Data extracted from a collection
((

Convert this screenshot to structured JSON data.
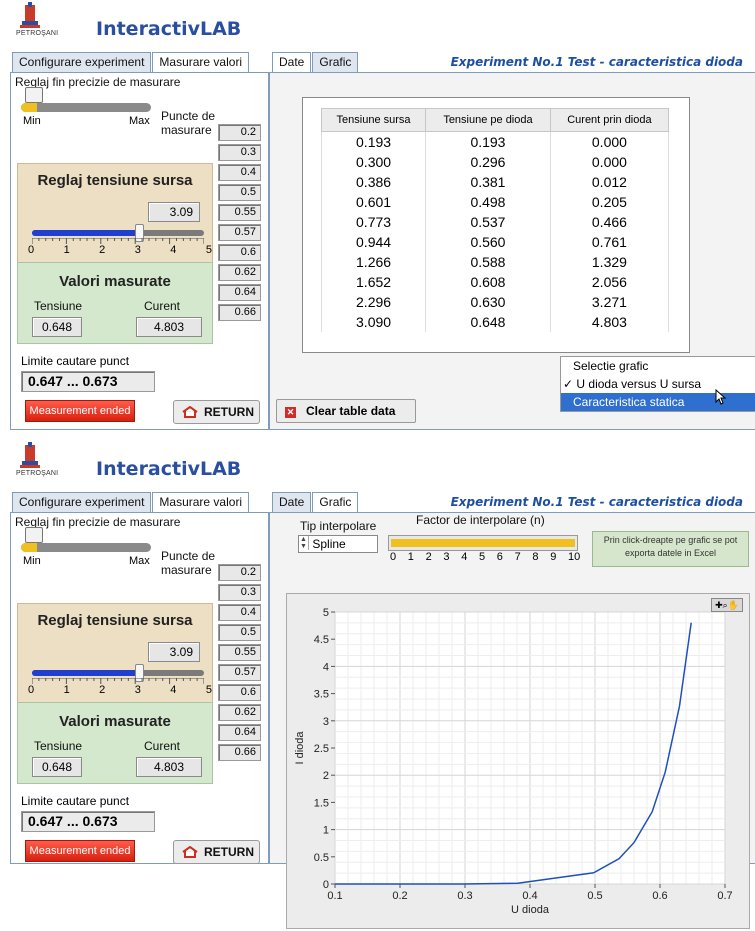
{
  "app": {
    "logo_text": "PETROŞANI",
    "title": "InteractivLAB"
  },
  "tabs_left": [
    "Configurare experiment",
    "Masurare valori"
  ],
  "tabs_right": [
    "Date",
    "Grafic"
  ],
  "experiment_title": "Experiment No.1 Test - caracteristica dioda",
  "controls": {
    "fine_label": "Reglaj fin precizie de masurare",
    "fine_min": "Min",
    "fine_max": "Max",
    "puncte_label": "Puncte de masurare",
    "puncte": [
      "0.2",
      "0.3",
      "0.4",
      "0.5",
      "0.55",
      "0.57",
      "0.6",
      "0.62",
      "0.64",
      "0.66"
    ],
    "reglaj_title": "Reglaj tensiune sursa",
    "reglaj_value": "3.09",
    "reglaj_fraction": 0.618,
    "scale_labels": [
      "0",
      "1",
      "2",
      "3",
      "4",
      "5"
    ],
    "valori_title": "Valori masurate",
    "tensiune_label": "Tensiune",
    "curent_label": "Curent",
    "tensiune_value": "0.648",
    "curent_value": "4.803",
    "limite_label": "Limite cautare punct",
    "limite_value": "0.647  ...  0.673",
    "measurement_button": "Measurement ended",
    "return_button": "RETURN"
  },
  "table": {
    "headers": [
      "Tensiune sursa",
      "Tensiune pe dioda",
      "Curent prin dioda"
    ],
    "rows": [
      [
        "0.193",
        "0.193",
        "0.000"
      ],
      [
        "0.300",
        "0.296",
        "0.000"
      ],
      [
        "0.386",
        "0.381",
        "0.012"
      ],
      [
        "0.601",
        "0.498",
        "0.205"
      ],
      [
        "0.773",
        "0.537",
        "0.466"
      ],
      [
        "0.944",
        "0.560",
        "0.761"
      ],
      [
        "1.266",
        "0.588",
        "1.329"
      ],
      [
        "1.652",
        "0.608",
        "2.056"
      ],
      [
        "2.296",
        "0.630",
        "3.271"
      ],
      [
        "3.090",
        "0.648",
        "4.803"
      ]
    ]
  },
  "graph_menu": {
    "items": [
      "Selectie grafic",
      "U dioda versus U sursa",
      "Caracteristica statica"
    ],
    "checked": "U dioda versus U sursa",
    "highlighted": "Caracteristica statica"
  },
  "clear_button": "Clear table data",
  "interp": {
    "tip_label": "Tip interpolare",
    "tip_value": "Spline",
    "factor_label": "Factor de interpolare (n)",
    "factor_value": 10,
    "factor_scale": [
      "0",
      "1",
      "2",
      "3",
      "4",
      "5",
      "6",
      "7",
      "8",
      "9",
      "10"
    ],
    "hint": "Prin click-dreapte pe grafic se pot exporta datele in Excel"
  },
  "chart_data": {
    "type": "line",
    "xlabel": "U dioda",
    "ylabel": "I dioda",
    "xlim": [
      0.1,
      0.7
    ],
    "ylim": [
      0,
      5
    ],
    "xticks": [
      "0.1",
      "0.2",
      "0.3",
      "0.4",
      "0.5",
      "0.6",
      "0.7"
    ],
    "yticks": [
      "0",
      "0.5",
      "1",
      "1.5",
      "2",
      "2.5",
      "3",
      "3.5",
      "4",
      "4.5",
      "5"
    ],
    "grid": true,
    "line_color": "#1f4fbf",
    "x": [
      0.193,
      0.296,
      0.381,
      0.498,
      0.537,
      0.56,
      0.588,
      0.608,
      0.63,
      0.648
    ],
    "y": [
      0.0,
      0.0,
      0.012,
      0.205,
      0.466,
      0.761,
      1.329,
      2.056,
      3.271,
      4.803
    ]
  }
}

))

== JOB ==
Can you retype every record above exactly, leaving out the pictures?

== COMPLETE RESPONSE ==
Convert this screenshot to structured JSON data.
{
  "app": {
    "logo_text": "PETROŞANI",
    "title": "InteractivLAB"
  },
  "tabs_left": [
    "Configurare experiment",
    "Masurare valori"
  ],
  "tabs_right": [
    "Date",
    "Grafic"
  ],
  "experiment_title": "Experiment No.1 Test - caracteristica dioda",
  "controls": {
    "fine_label": "Reglaj fin precizie de masurare",
    "fine_min": "Min",
    "fine_max": "Max",
    "puncte_label": "Puncte de masurare",
    "puncte": [
      "0.2",
      "0.3",
      "0.4",
      "0.5",
      "0.55",
      "0.57",
      "0.6",
      "0.62",
      "0.64",
      "0.66"
    ],
    "reglaj_title": "Reglaj tensiune sursa",
    "reglaj_value": "3.09",
    "reglaj_fraction": 0.618,
    "scale_labels": [
      "0",
      "1",
      "2",
      "3",
      "4",
      "5"
    ],
    "valori_title": "Valori masurate",
    "tensiune_label": "Tensiune",
    "curent_label": "Curent",
    "tensiune_value": "0.648",
    "curent_value": "4.803",
    "limite_label": "Limite cautare punct",
    "limite_value": "0.647  ...  0.673",
    "measurement_button": "Measurement ended",
    "return_button": "RETURN"
  },
  "table": {
    "headers": [
      "Tensiune sursa",
      "Tensiune pe dioda",
      "Curent prin dioda"
    ],
    "rows": [
      [
        "0.193",
        "0.193",
        "0.000"
      ],
      [
        "0.300",
        "0.296",
        "0.000"
      ],
      [
        "0.386",
        "0.381",
        "0.012"
      ],
      [
        "0.601",
        "0.498",
        "0.205"
      ],
      [
        "0.773",
        "0.537",
        "0.466"
      ],
      [
        "0.944",
        "0.560",
        "0.761"
      ],
      [
        "1.266",
        "0.588",
        "1.329"
      ],
      [
        "1.652",
        "0.608",
        "2.056"
      ],
      [
        "2.296",
        "0.630",
        "3.271"
      ],
      [
        "3.090",
        "0.648",
        "4.803"
      ]
    ]
  },
  "graph_menu": {
    "items": [
      "Selectie grafic",
      "U dioda versus U sursa",
      "Caracteristica statica"
    ],
    "checked": "U dioda versus U sursa",
    "highlighted": "Caracteristica statica"
  },
  "clear_button": "Clear table data",
  "interp": {
    "tip_label": "Tip interpolare",
    "tip_value": "Spline",
    "factor_label": "Factor de interpolare (n)",
    "factor_value": 10,
    "factor_scale": [
      "0",
      "1",
      "2",
      "3",
      "4",
      "5",
      "6",
      "7",
      "8",
      "9",
      "10"
    ],
    "hint": "Prin click-dreapte pe grafic se pot exporta datele in Excel"
  },
  "chart_data": {
    "type": "line",
    "xlabel": "U dioda",
    "ylabel": "I dioda",
    "xlim": [
      0.1,
      0.7
    ],
    "ylim": [
      0,
      5
    ],
    "xticks": [
      "0.1",
      "0.2",
      "0.3",
      "0.4",
      "0.5",
      "0.6",
      "0.7"
    ],
    "yticks": [
      "0",
      "0.5",
      "1",
      "1.5",
      "2",
      "2.5",
      "3",
      "3.5",
      "4",
      "4.5",
      "5"
    ],
    "grid": true,
    "line_color": "#1f4fbf",
    "x": [
      0.193,
      0.296,
      0.381,
      0.498,
      0.537,
      0.56,
      0.588,
      0.608,
      0.63,
      0.648
    ],
    "y": [
      0.0,
      0.0,
      0.012,
      0.205,
      0.466,
      0.761,
      1.329,
      2.056,
      3.271,
      4.803
    ]
  }
}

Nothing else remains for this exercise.